Cette fois-ci, nous nous pencherons sur quatre études de cas illustrant diverses situations et les stratégies pertinentes correspondantes. Chacune de ces stratégies peut diminuer les coûts et les impacts émotifs de la succession.

La famille dont il est question possède une vaste propriété, sur une île, depuis la fin du 19e siècle. À une certaine époque, cette propriété a été subdivisée en quatre terrains et un chalet modeste a été bâti sur chaque terrain. Les propriétaires actuels des chalets sont deux frères et deux sœurs ayant tous des enfants qui ont déjà fondé leur propre famille. Il n’est pas possible de subdiviser les terrains en parcelles plus petites. De plus, les propriétaires actuels souhaitent que l’ensemble de la propriété reste dans la famille.

Ils désirent toutefois transférer leur bien à leurs enfants, au moins en partie. Nous présentons ci-dessous leurs situations respectives et les stratégies qui pourraient leur convenir.

(ÉLÉMENTS AFFICHÉS):
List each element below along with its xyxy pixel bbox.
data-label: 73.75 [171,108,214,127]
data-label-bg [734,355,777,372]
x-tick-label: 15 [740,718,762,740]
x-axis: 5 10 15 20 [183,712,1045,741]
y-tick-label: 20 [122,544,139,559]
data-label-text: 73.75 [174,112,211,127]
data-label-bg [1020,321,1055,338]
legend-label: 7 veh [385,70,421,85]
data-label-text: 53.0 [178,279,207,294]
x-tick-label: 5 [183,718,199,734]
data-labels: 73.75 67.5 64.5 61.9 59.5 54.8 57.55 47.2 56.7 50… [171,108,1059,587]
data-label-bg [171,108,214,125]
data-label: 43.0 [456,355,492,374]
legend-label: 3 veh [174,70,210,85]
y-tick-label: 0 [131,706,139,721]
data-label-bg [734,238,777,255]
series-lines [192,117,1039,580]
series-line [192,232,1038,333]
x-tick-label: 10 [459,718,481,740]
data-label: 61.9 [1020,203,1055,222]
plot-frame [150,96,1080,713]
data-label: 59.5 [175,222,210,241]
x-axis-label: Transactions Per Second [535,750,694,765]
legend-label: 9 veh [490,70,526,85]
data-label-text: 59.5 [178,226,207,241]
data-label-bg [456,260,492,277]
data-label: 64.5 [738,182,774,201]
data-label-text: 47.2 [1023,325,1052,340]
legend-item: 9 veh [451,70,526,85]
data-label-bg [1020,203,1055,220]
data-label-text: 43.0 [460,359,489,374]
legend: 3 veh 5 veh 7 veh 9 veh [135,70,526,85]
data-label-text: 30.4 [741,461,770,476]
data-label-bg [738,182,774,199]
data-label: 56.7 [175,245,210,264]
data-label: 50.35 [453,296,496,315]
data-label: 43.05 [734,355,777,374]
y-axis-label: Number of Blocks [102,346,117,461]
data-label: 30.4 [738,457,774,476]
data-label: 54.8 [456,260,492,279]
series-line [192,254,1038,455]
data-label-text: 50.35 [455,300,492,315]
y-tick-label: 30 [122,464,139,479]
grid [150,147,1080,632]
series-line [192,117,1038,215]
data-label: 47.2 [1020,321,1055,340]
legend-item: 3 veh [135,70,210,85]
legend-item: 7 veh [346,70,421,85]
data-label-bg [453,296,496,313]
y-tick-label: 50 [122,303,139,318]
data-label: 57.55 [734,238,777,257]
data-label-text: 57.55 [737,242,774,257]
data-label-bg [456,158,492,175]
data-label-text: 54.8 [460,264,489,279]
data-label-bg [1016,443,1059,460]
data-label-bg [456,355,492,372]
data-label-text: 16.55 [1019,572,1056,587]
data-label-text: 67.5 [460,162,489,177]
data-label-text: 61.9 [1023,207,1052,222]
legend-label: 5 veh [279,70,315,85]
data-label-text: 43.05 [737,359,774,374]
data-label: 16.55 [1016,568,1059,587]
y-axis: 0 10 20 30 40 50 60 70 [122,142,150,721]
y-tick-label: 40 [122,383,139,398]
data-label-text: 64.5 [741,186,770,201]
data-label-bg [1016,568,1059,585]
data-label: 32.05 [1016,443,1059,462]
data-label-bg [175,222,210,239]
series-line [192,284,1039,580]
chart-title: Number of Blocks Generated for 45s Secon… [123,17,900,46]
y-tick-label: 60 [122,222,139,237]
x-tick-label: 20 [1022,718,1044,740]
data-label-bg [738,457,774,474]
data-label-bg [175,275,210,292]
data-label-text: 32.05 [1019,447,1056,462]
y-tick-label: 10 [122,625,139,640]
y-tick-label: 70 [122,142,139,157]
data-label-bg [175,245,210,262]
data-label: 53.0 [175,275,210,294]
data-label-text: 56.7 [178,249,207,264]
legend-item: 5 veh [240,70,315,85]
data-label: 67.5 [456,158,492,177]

(CONSIGNE):
Recopiez en entier le texte du document, mot pour mot, sans rien changer.

(RÉPONSE):
Cette fois-ci, nous nous pencherons sur quatre études de cas illustrant diverses situations et les stratégies pertinentes correspondantes. Chacune de ces stratégies peut diminuer les coûts et les impacts émotifs de la succession.

La famille dont il est question possède une vaste propriété, sur une île, depuis la fin du 19e siècle. À une certaine époque, cette propriété a été subdivisée en quatre terrains et un chalet modeste a été bâti sur chaque terrain. Les propriétaires actuels des chalets sont deux frères et deux sœurs ayant tous des enfants qui ont déjà fondé leur propre famille. Il n’est pas possible de subdiviser les terrains en parcelles plus petites. De plus, les propriétaires actuels souhaitent que l’ensemble de la propriété reste dans la famille.

Ils désirent toutefois transférer leur bien à leurs enfants, au moins en partie. Nous présentons ci-dessous leurs situations respectives et les stratégies qui pourraient leur convenir.